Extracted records

^^^^^^^^^^^^^^^^

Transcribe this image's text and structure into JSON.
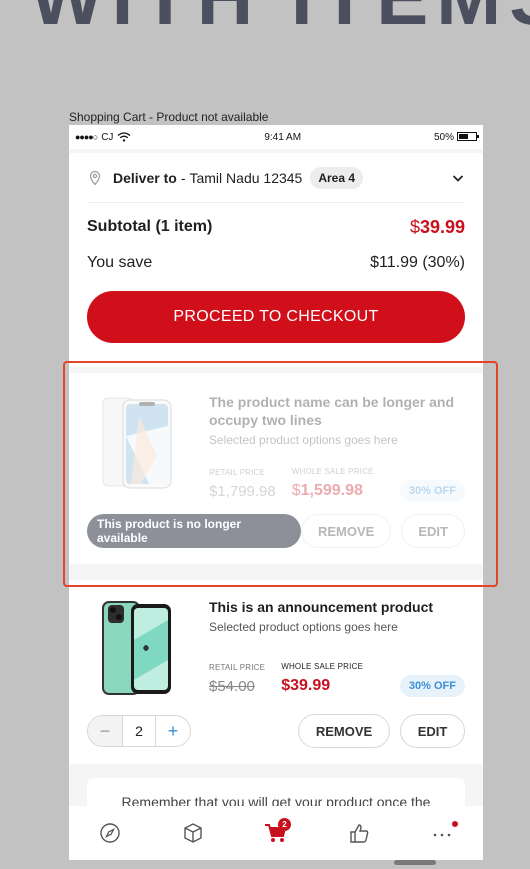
{
  "background": {
    "heading_fragment": "WITH ITEMS L"
  },
  "artboard_label": "Shopping Cart - Product not available",
  "statusbar": {
    "signal": "●●●●○",
    "carrier": "CJ",
    "time": "9:41 AM",
    "battery": "50%"
  },
  "delivery": {
    "label": "Deliver to",
    "separator": "-",
    "location": "Tamil Nadu 12345",
    "area": "Area 4"
  },
  "summary": {
    "subtotal_label": "Subtotal (1 item)",
    "subtotal_currency": "$",
    "subtotal_value": "39.99",
    "save_label": "You save",
    "save_value": "$11.99 (30%)",
    "checkout_label": "PROCEED TO CHECKOUT"
  },
  "items": [
    {
      "name": "The product name can be longer and occupy two lines",
      "options": "Selected product options goes here",
      "retail_label": "RETAIL PRICE",
      "retail_price": "$1,799.98",
      "wholesale_label": "WHOLE SALE PRICE",
      "wholesale_currency": "$",
      "wholesale_price": "1,599.98",
      "discount": "30% OFF",
      "status": "This product is no longer available",
      "remove_label": "REMOVE",
      "edit_label": "EDIT",
      "available": false
    },
    {
      "name": "This is an announcement product",
      "options": "Selected product options goes here",
      "retail_label": "RETAIL PRICE",
      "retail_price": "$54.00",
      "wholesale_label": "WHOLE SALE PRICE",
      "wholesale_price": "$39.99",
      "discount": "30% OFF",
      "quantity": "2",
      "remove_label": "REMOVE",
      "edit_label": "EDIT",
      "available": true
    }
  ],
  "notice": "Remember that you will get your product once the",
  "tabbar": {
    "tabs": [
      {
        "icon": "compass-icon"
      },
      {
        "icon": "box-icon"
      },
      {
        "icon": "cart-icon",
        "badge": "2",
        "active": true
      },
      {
        "icon": "thumbs-up-icon"
      },
      {
        "icon": "more-icon",
        "dot": true
      }
    ]
  },
  "colors": {
    "accent": "#d10f1b",
    "discount_blue": "#3a8fd6",
    "selection": "#e2452a"
  }
}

^^^^^^^^^^^^^^^^

# [Work required]
Across the records above, count the lines holding "icon" and reply with that number alone.

# [Correct response]
5